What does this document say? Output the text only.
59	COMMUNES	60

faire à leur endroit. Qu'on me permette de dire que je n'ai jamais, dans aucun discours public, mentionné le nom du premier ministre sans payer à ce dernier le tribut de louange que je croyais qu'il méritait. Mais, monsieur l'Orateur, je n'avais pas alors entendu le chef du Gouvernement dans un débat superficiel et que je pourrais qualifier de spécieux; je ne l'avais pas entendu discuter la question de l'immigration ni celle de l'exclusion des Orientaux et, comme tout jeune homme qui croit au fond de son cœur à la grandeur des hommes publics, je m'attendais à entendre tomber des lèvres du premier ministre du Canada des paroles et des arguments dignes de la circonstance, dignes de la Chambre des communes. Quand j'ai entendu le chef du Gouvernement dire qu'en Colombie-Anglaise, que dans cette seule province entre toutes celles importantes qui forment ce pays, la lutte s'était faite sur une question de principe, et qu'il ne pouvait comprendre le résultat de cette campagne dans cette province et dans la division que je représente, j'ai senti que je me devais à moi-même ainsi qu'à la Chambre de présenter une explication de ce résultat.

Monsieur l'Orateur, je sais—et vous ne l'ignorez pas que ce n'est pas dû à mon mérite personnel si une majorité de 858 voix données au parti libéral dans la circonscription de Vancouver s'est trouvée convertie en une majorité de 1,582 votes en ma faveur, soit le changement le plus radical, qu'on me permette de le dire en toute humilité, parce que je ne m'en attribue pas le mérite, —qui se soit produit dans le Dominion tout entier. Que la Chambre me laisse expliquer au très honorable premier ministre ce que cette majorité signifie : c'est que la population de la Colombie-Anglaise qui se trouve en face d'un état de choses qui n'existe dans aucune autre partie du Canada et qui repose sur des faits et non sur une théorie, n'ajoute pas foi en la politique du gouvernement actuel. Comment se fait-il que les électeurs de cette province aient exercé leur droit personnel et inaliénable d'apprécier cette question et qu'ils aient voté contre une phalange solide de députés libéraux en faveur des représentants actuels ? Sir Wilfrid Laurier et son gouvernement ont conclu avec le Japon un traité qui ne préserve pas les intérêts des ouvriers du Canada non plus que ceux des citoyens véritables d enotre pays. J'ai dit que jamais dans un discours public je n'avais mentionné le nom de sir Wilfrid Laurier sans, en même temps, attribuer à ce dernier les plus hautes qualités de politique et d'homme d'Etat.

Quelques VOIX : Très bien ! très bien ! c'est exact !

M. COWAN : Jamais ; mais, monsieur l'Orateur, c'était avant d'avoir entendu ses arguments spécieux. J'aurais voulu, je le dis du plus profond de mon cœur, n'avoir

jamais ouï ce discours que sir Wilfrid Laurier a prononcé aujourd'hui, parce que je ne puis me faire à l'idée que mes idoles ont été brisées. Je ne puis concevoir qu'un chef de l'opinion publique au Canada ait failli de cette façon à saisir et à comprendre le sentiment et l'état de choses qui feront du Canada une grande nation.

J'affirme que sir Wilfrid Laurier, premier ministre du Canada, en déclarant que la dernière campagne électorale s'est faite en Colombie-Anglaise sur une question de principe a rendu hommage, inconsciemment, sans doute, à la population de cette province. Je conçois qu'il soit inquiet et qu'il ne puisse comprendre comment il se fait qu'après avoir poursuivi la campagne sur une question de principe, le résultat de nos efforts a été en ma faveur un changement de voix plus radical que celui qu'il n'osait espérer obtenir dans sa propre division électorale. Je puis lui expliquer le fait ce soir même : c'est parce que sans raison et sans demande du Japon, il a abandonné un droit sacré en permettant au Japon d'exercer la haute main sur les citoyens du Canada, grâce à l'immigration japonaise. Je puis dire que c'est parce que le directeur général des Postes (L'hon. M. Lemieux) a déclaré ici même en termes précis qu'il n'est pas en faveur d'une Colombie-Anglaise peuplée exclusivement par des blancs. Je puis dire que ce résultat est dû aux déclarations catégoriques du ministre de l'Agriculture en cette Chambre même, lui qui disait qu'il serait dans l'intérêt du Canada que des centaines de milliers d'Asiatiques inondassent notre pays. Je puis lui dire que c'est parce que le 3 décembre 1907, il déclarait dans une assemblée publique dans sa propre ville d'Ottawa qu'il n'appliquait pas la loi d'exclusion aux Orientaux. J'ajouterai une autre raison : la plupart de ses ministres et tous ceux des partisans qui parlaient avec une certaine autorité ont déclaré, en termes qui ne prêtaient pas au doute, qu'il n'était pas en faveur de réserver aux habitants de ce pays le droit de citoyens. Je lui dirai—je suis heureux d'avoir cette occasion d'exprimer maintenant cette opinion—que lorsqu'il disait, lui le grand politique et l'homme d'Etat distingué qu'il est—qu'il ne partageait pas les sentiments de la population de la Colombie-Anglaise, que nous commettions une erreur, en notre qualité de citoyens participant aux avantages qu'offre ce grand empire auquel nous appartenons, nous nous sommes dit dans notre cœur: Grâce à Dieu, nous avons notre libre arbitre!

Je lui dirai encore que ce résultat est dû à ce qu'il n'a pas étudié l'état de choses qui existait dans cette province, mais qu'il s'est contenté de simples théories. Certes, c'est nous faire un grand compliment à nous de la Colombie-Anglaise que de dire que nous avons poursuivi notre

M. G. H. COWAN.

[WHAT TO PRODUCE]: Look through the data above. Find each line with the string "COWAN" and copy it.

[RESPONSE TO THE EXERCISE]:
M. COWAN : Jamais ; mais, monsieur l'Orateur, c'était avant d'avoir entendu ses arguments spécieux. J'aurais voulu, je le dis du plus profond de mon cœur, n'avoir
M. G. H. COWAN.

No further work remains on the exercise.